- **Short task**: Find the word "this" in the data. Return every line where it appears.

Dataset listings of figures
■ ■ ■ ■ ■

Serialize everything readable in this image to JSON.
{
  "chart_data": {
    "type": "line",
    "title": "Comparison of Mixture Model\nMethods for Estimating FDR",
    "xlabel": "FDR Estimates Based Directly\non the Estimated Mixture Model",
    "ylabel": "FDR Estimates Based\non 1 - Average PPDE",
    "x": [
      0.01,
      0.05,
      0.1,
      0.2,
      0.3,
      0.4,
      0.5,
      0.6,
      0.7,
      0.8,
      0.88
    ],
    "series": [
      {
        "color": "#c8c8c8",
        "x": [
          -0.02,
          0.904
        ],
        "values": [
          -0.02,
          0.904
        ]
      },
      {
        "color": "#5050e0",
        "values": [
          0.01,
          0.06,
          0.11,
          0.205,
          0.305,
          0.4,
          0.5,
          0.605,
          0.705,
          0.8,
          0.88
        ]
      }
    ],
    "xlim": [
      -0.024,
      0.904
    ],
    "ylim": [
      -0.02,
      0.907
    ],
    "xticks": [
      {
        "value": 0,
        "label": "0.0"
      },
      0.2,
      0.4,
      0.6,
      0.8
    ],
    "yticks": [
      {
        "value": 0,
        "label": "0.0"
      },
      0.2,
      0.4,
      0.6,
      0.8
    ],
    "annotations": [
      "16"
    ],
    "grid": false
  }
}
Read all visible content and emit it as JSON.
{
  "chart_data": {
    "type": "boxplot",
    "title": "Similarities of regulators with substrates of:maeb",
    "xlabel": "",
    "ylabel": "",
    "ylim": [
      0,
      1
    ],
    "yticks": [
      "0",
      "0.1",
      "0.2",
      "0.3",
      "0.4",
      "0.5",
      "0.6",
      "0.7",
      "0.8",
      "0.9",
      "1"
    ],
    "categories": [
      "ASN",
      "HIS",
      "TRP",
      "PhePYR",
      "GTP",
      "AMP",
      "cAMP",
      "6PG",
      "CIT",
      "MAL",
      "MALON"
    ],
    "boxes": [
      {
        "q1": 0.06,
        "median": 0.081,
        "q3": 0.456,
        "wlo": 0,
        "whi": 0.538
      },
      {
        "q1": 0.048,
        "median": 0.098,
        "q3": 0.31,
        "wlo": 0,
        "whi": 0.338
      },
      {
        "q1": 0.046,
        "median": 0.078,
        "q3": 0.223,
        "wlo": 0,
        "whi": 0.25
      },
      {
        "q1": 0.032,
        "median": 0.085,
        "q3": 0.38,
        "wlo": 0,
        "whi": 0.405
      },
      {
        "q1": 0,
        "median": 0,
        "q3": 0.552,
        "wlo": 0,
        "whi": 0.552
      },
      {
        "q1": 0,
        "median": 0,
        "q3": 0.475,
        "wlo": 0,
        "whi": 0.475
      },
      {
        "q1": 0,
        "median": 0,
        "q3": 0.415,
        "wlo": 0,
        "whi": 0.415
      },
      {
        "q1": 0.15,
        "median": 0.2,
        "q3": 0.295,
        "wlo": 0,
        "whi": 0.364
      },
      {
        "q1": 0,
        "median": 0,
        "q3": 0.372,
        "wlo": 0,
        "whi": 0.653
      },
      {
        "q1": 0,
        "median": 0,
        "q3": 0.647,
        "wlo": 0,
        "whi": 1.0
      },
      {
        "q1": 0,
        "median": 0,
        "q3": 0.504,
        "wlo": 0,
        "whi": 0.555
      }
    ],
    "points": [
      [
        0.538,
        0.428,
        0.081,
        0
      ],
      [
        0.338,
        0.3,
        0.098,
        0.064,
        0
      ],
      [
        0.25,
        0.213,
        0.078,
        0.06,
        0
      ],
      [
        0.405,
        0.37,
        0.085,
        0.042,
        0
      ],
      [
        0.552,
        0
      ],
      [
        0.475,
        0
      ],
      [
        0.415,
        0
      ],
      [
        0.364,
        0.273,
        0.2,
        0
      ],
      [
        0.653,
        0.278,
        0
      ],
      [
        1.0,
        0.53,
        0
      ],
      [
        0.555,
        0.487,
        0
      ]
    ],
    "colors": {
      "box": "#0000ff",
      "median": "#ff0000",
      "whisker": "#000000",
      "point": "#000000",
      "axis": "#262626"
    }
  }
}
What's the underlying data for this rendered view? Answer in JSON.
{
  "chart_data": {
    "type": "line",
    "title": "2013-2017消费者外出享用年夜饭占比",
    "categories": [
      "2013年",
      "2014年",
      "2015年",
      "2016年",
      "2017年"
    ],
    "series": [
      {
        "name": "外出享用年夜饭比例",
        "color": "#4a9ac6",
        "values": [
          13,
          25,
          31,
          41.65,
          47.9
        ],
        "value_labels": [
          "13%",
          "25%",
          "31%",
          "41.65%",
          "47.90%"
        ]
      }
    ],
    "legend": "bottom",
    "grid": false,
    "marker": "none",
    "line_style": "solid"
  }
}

■ ■ ■ ■ ■

- **Finished task**:
Serialize everything readable in this image to JSON.
What's the underlying data for this rendered view? Answer in JSON.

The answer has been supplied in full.